> Your instructions: Below are the records; collect from them each line containing the string "description".

(Stored data entries)
>> begin

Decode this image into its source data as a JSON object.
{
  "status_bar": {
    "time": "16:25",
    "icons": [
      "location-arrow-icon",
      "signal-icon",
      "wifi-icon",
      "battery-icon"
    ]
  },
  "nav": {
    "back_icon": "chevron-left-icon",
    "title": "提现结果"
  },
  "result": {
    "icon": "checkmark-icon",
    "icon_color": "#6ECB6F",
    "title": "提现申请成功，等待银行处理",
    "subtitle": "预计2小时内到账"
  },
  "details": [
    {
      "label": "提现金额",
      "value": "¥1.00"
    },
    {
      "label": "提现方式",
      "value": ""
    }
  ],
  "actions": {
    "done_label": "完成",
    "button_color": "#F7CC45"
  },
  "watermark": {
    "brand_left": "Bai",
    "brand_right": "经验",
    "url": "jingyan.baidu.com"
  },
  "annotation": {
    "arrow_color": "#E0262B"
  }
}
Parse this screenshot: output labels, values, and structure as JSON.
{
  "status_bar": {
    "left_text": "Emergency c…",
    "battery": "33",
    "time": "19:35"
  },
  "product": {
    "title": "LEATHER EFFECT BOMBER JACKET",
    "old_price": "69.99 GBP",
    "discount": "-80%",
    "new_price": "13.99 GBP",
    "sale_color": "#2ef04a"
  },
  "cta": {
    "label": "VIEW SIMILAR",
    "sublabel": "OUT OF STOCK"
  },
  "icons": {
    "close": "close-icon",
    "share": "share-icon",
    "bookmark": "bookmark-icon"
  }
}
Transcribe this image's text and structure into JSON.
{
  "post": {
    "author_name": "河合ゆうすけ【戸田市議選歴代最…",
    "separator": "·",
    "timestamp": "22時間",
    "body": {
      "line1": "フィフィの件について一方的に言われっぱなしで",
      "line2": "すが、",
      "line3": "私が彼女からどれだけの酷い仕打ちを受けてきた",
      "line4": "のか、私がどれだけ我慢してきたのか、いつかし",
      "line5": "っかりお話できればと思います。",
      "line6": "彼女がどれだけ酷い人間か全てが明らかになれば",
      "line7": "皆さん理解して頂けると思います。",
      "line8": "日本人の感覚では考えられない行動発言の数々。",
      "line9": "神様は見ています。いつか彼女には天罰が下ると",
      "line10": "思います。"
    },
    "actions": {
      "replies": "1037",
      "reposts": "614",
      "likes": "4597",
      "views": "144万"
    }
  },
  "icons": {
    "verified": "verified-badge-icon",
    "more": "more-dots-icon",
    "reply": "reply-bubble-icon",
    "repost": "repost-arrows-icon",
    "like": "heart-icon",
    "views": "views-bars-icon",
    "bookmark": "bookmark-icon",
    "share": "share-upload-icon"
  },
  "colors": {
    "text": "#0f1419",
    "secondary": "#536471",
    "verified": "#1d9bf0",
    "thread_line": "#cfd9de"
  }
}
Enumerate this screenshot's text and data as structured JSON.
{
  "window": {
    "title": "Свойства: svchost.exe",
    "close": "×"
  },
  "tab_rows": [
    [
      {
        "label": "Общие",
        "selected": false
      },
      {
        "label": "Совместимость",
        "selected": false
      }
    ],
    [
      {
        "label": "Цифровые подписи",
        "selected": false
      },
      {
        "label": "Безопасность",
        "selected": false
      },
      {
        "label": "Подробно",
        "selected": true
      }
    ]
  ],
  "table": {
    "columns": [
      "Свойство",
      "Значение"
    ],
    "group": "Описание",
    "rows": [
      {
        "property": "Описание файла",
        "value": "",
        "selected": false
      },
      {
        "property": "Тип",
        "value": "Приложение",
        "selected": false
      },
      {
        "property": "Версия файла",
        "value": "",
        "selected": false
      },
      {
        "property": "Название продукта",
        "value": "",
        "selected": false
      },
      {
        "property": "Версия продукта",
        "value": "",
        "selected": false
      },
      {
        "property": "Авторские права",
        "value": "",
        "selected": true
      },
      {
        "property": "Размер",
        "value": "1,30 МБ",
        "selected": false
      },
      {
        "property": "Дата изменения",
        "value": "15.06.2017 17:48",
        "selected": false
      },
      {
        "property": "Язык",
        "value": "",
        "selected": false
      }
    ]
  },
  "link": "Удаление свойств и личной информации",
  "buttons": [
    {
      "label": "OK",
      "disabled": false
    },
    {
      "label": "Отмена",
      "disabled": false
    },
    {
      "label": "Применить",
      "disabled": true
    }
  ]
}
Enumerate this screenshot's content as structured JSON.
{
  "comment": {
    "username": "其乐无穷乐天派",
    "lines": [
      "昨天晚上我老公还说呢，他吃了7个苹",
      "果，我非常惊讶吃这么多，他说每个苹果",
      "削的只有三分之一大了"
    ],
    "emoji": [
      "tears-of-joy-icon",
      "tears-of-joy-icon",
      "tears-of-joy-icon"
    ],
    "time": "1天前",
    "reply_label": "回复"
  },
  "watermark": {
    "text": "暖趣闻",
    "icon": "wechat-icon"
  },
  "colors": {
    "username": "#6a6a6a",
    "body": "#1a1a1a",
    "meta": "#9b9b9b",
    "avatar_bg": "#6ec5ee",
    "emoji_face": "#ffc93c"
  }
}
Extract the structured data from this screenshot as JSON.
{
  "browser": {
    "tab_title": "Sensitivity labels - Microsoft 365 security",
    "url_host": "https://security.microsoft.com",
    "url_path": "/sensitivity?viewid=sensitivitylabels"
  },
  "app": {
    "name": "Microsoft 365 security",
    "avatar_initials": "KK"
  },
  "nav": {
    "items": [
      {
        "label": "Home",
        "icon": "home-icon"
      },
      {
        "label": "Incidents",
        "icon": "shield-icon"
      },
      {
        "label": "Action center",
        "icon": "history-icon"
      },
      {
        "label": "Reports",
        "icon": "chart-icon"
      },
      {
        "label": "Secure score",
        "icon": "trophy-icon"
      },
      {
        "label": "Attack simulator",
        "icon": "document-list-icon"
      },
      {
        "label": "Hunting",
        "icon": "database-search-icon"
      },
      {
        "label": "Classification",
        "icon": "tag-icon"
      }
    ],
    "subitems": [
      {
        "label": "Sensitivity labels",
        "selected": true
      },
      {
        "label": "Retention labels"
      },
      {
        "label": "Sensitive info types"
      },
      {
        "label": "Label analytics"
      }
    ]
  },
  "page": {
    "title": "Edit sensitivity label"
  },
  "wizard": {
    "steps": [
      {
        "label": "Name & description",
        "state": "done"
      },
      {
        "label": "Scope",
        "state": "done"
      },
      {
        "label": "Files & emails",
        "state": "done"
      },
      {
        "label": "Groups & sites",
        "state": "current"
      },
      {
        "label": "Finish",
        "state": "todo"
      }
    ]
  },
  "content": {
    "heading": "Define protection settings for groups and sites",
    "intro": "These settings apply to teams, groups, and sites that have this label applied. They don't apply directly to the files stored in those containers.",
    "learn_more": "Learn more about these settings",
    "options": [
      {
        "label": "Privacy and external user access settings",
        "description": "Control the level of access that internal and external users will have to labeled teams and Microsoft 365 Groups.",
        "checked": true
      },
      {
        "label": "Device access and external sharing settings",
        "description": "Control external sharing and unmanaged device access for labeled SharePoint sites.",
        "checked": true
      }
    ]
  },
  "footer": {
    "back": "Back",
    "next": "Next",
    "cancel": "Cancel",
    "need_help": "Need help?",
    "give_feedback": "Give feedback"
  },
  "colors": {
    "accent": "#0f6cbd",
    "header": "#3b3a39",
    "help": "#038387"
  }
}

>> end

> Solution for this task:
        "label": "Name & description",
        "description": "Control the level of access that internal and external users will have to labeled teams and Microsoft 365 Groups.",
        "description": "Control external sharing and unmanaged device access for labeled SharePoint sites.",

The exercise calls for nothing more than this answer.